THE TASK
Every entry must be echoed exactly.

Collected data
::::::::::

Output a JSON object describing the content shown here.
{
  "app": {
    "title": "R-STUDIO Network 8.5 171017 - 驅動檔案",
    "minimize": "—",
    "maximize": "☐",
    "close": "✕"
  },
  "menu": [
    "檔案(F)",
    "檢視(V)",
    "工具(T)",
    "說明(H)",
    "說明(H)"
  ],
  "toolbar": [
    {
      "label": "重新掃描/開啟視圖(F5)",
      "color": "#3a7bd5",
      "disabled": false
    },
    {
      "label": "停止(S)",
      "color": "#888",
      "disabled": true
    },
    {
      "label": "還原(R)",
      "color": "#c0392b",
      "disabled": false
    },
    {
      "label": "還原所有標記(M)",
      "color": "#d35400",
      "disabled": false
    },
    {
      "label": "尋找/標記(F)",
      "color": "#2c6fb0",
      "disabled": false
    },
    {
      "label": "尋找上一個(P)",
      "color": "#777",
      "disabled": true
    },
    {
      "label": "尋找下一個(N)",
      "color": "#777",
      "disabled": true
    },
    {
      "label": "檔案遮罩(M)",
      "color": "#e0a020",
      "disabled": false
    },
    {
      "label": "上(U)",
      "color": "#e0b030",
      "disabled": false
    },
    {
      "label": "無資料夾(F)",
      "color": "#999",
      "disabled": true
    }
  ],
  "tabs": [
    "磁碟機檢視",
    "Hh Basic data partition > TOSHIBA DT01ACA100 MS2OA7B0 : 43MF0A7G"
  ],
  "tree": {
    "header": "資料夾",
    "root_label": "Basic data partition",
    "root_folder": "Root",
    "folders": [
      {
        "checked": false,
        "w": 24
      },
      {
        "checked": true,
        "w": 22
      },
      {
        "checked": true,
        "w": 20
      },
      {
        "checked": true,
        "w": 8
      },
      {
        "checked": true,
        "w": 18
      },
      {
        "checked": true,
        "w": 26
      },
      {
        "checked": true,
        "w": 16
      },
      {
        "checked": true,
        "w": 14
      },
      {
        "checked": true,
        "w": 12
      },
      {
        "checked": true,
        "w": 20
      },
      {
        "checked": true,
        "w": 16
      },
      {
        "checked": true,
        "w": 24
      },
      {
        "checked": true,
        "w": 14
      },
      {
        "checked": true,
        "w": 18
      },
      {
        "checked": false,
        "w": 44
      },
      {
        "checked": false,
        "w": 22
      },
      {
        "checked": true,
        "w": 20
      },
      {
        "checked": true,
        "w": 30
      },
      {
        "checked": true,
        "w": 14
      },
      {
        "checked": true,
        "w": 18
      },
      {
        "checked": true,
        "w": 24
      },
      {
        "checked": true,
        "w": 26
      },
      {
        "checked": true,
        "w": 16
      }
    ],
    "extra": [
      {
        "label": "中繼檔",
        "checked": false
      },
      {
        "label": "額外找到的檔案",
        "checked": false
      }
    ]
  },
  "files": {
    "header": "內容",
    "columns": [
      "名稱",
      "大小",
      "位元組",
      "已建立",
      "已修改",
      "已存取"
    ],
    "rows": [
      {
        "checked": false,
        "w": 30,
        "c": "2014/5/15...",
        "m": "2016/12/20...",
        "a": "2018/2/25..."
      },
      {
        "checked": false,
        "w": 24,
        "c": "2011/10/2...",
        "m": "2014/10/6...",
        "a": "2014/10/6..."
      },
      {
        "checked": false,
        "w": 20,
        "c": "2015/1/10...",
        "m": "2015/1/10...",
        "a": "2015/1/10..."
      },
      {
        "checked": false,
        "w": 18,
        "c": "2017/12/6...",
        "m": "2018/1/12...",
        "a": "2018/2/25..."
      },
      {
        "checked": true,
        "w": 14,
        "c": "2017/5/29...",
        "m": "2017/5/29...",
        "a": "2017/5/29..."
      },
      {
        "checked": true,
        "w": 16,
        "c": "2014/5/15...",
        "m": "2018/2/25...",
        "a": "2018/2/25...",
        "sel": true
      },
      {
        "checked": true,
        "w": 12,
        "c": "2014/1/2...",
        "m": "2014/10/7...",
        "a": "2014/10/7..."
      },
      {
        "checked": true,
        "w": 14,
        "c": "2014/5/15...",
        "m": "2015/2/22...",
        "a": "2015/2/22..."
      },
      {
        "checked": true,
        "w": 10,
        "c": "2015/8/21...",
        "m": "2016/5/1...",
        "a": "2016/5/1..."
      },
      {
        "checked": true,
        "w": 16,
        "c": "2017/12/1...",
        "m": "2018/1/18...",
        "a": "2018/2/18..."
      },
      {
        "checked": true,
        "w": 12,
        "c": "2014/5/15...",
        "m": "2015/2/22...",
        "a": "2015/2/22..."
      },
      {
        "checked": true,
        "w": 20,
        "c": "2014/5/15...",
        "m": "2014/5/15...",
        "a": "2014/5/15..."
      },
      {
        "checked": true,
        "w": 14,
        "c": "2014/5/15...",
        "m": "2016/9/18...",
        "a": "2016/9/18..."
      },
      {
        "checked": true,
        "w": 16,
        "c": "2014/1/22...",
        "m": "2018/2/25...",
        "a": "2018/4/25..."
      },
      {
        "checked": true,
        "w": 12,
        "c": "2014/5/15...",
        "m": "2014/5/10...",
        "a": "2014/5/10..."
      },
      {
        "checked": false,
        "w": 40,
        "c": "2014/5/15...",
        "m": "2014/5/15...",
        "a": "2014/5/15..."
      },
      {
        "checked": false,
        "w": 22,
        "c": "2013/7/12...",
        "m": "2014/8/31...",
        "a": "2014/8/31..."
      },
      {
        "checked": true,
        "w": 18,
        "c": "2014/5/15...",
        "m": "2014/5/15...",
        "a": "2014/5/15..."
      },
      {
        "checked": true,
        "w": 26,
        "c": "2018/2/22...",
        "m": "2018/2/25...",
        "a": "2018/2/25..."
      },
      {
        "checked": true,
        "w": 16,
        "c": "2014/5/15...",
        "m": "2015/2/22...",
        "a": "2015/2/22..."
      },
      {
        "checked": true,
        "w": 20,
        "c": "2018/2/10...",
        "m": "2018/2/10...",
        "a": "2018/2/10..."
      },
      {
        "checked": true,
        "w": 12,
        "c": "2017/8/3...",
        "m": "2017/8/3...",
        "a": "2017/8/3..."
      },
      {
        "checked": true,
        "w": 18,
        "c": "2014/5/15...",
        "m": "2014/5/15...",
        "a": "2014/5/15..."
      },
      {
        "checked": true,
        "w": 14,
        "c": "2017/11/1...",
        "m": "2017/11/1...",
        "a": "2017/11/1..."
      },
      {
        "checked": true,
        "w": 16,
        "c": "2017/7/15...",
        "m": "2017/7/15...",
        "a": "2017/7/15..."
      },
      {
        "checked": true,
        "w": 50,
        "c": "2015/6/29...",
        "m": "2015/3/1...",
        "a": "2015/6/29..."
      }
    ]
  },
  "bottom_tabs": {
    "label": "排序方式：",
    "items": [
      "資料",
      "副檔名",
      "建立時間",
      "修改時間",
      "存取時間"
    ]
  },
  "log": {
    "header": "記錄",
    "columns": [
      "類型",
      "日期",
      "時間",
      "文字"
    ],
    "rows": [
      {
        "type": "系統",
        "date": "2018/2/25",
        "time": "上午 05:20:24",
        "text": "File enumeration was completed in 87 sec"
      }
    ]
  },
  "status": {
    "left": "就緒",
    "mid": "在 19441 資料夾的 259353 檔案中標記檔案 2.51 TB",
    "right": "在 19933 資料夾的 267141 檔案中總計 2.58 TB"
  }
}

::::::::::

ANSWER BELOW
Output a JSON object describing the content shown here.
{
  "app": {
    "title": "R-STUDIO Network 8.5 171017 - 驅動檔案",
    "minimize": "—",
    "maximize": "☐",
    "close": "✕"
  },
  "menu": [
    "檔案(F)",
    "檢視(V)",
    "工具(T)",
    "說明(H)",
    "說明(H)"
  ],
  "toolbar": [
    {
      "label": "重新掃描/開啟視圖(F5)",
      "color": "#3a7bd5",
      "disabled": false
    },
    {
      "label": "停止(S)",
      "color": "#888",
      "disabled": true
    },
    {
      "label": "還原(R)",
      "color": "#c0392b",
      "disabled": false
    },
    {
      "label": "還原所有標記(M)",
      "color": "#d35400",
      "disabled": false
    },
    {
      "label": "尋找/標記(F)",
      "color": "#2c6fb0",
      "disabled": false
    },
    {
      "label": "尋找上一個(P)",
      "color": "#777",
      "disabled": true
    },
    {
      "label": "尋找下一個(N)",
      "color": "#777",
      "disabled": true
    },
    {
      "label": "檔案遮罩(M)",
      "color": "#e0a020",
      "disabled": false
    },
    {
      "label": "上(U)",
      "color": "#e0b030",
      "disabled": false
    },
    {
      "label": "無資料夾(F)",
      "color": "#999",
      "disabled": true
    }
  ],
  "tabs": [
    "磁碟機檢視",
    "Hh Basic data partition > TOSHIBA DT01ACA100 MS2OA7B0 : 43MF0A7G"
  ],
  "tree": {
    "header": "資料夾",
    "root_label": "Basic data partition",
    "root_folder": "Root",
    "folders": [
      {
        "checked": false,
        "w": 24
      },
      {
        "checked": true,
        "w": 22
      },
      {
        "checked": true,
        "w": 20
      },
      {
        "checked": true,
        "w": 8
      },
      {
        "checked": true,
        "w": 18
      },
      {
        "checked": true,
        "w": 26
      },
      {
        "checked": true,
        "w": 16
      },
      {
        "checked": true,
        "w": 14
      },
      {
        "checked": true,
        "w": 12
      },
      {
        "checked": true,
        "w": 20
      },
      {
        "checked": true,
        "w": 16
      },
      {
        "checked": true,
        "w": 24
      },
      {
        "checked": true,
        "w": 14
      },
      {
        "checked": true,
        "w": 18
      },
      {
        "checked": false,
        "w": 44
      },
      {
        "checked": false,
        "w": 22
      },
      {
        "checked": true,
        "w": 20
      },
      {
        "checked": true,
        "w": 30
      },
      {
        "checked": true,
        "w": 14
      },
      {
        "checked": true,
        "w": 18
      },
      {
        "checked": true,
        "w": 24
      },
      {
        "checked": true,
        "w": 26
      },
      {
        "checked": true,
        "w": 16
      }
    ],
    "extra": [
      {
        "label": "中繼檔",
        "checked": false
      },
      {
        "label": "額外找到的檔案",
        "checked": false
      }
    ]
  },
  "files": {
    "header": "內容",
    "columns": [
      "名稱",
      "大小",
      "位元組",
      "已建立",
      "已修改",
      "已存取"
    ],
    "rows": [
      {
        "checked": false,
        "w": 30,
        "c": "2014/5/15...",
        "m": "2016/12/20...",
        "a": "2018/2/25..."
      },
      {
        "checked": false,
        "w": 24,
        "c": "2011/10/2...",
        "m": "2014/10/6...",
        "a": "2014/10/6..."
      },
      {
        "checked": false,
        "w": 20,
        "c": "2015/1/10...",
        "m": "2015/1/10...",
        "a": "2015/1/10..."
      },
      {
        "checked": false,
        "w": 18,
        "c": "2017/12/6...",
        "m": "2018/1/12...",
        "a": "2018/2/25..."
      },
      {
        "checked": true,
        "w": 14,
        "c": "2017/5/29...",
        "m": "2017/5/29...",
        "a": "2017/5/29..."
      },
      {
        "checked": true,
        "w": 16,
        "c": "2014/5/15...",
        "m": "2018/2/25...",
        "a": "2018/2/25...",
        "sel": true
      },
      {
        "checked": true,
        "w": 12,
        "c": "2014/1/2...",
        "m": "2014/10/7...",
        "a": "2014/10/7..."
      },
      {
        "checked": true,
        "w": 14,
        "c": "2014/5/15...",
        "m": "2015/2/22...",
        "a": "2015/2/22..."
      },
      {
        "checked": true,
        "w": 10,
        "c": "2015/8/21...",
        "m": "2016/5/1...",
        "a": "2016/5/1..."
      },
      {
        "checked": true,
        "w": 16,
        "c": "2017/12/1...",
        "m": "2018/1/18...",
        "a": "2018/2/18..."
      },
      {
        "checked": true,
        "w": 12,
        "c": "2014/5/15...",
        "m": "2015/2/22...",
        "a": "2015/2/22..."
      },
      {
        "checked": true,
        "w": 20,
        "c": "2014/5/15...",
        "m": "2014/5/15...",
        "a": "2014/5/15..."
      },
      {
        "checked": true,
        "w": 14,
        "c": "2014/5/15...",
        "m": "2016/9/18...",
        "a": "2016/9/18..."
      },
      {
        "checked": true,
        "w": 16,
        "c": "2014/1/22...",
        "m": "2018/2/25...",
        "a": "2018/4/25..."
      },
      {
        "checked": true,
        "w": 12,
        "c": "2014/5/15...",
        "m": "2014/5/10...",
        "a": "2014/5/10..."
      },
      {
        "checked": false,
        "w": 40,
        "c": "2014/5/15...",
        "m": "2014/5/15...",
        "a": "2014/5/15..."
      },
      {
        "checked": false,
        "w": 22,
        "c": "2013/7/12...",
        "m": "2014/8/31...",
        "a": "2014/8/31..."
      },
      {
        "checked": true,
        "w": 18,
        "c": "2014/5/15...",
        "m": "2014/5/15...",
        "a": "2014/5/15..."
      },
      {
        "checked": true,
        "w": 26,
        "c": "2018/2/22...",
        "m": "2018/2/25...",
        "a": "2018/2/25..."
      },
      {
        "checked": true,
        "w": 16,
        "c": "2014/5/15...",
        "m": "2015/2/22...",
        "a": "2015/2/22..."
      },
      {
        "checked": true,
        "w": 20,
        "c": "2018/2/10...",
        "m": "2018/2/10...",
        "a": "2018/2/10..."
      },
      {
        "checked": true,
        "w": 12,
        "c": "2017/8/3...",
        "m": "2017/8/3...",
        "a": "2017/8/3..."
      },
      {
        "checked": true,
        "w": 18,
        "c": "2014/5/15...",
        "m": "2014/5/15...",
        "a": "2014/5/15..."
      },
      {
        "checked": true,
        "w": 14,
        "c": "2017/11/1...",
        "m": "2017/11/1...",
        "a": "2017/11/1..."
      },
      {
        "checked": true,
        "w": 16,
        "c": "2017/7/15...",
        "m": "2017/7/15...",
        "a": "2017/7/15..."
      },
      {
        "checked": true,
        "w": 50,
        "c": "2015/6/29...",
        "m": "2015/3/1...",
        "a": "2015/6/29..."
      }
    ]
  },
  "bottom_tabs": {
    "label": "排序方式：",
    "items": [
      "資料",
      "副檔名",
      "建立時間",
      "修改時間",
      "存取時間"
    ]
  },
  "log": {
    "header": "記錄",
    "columns": [
      "類型",
      "日期",
      "時間",
      "文字"
    ],
    "rows": [
      {
        "type": "系統",
        "date": "2018/2/25",
        "time": "上午 05:20:24",
        "text": "File enumeration was completed in 87 sec"
      }
    ]
  },
  "status": {
    "left": "就緒",
    "mid": "在 19441 資料夾的 259353 檔案中標記檔案 2.51 TB",
    "right": "在 19933 資料夾的 267141 檔案中總計 2.58 TB"
  }
}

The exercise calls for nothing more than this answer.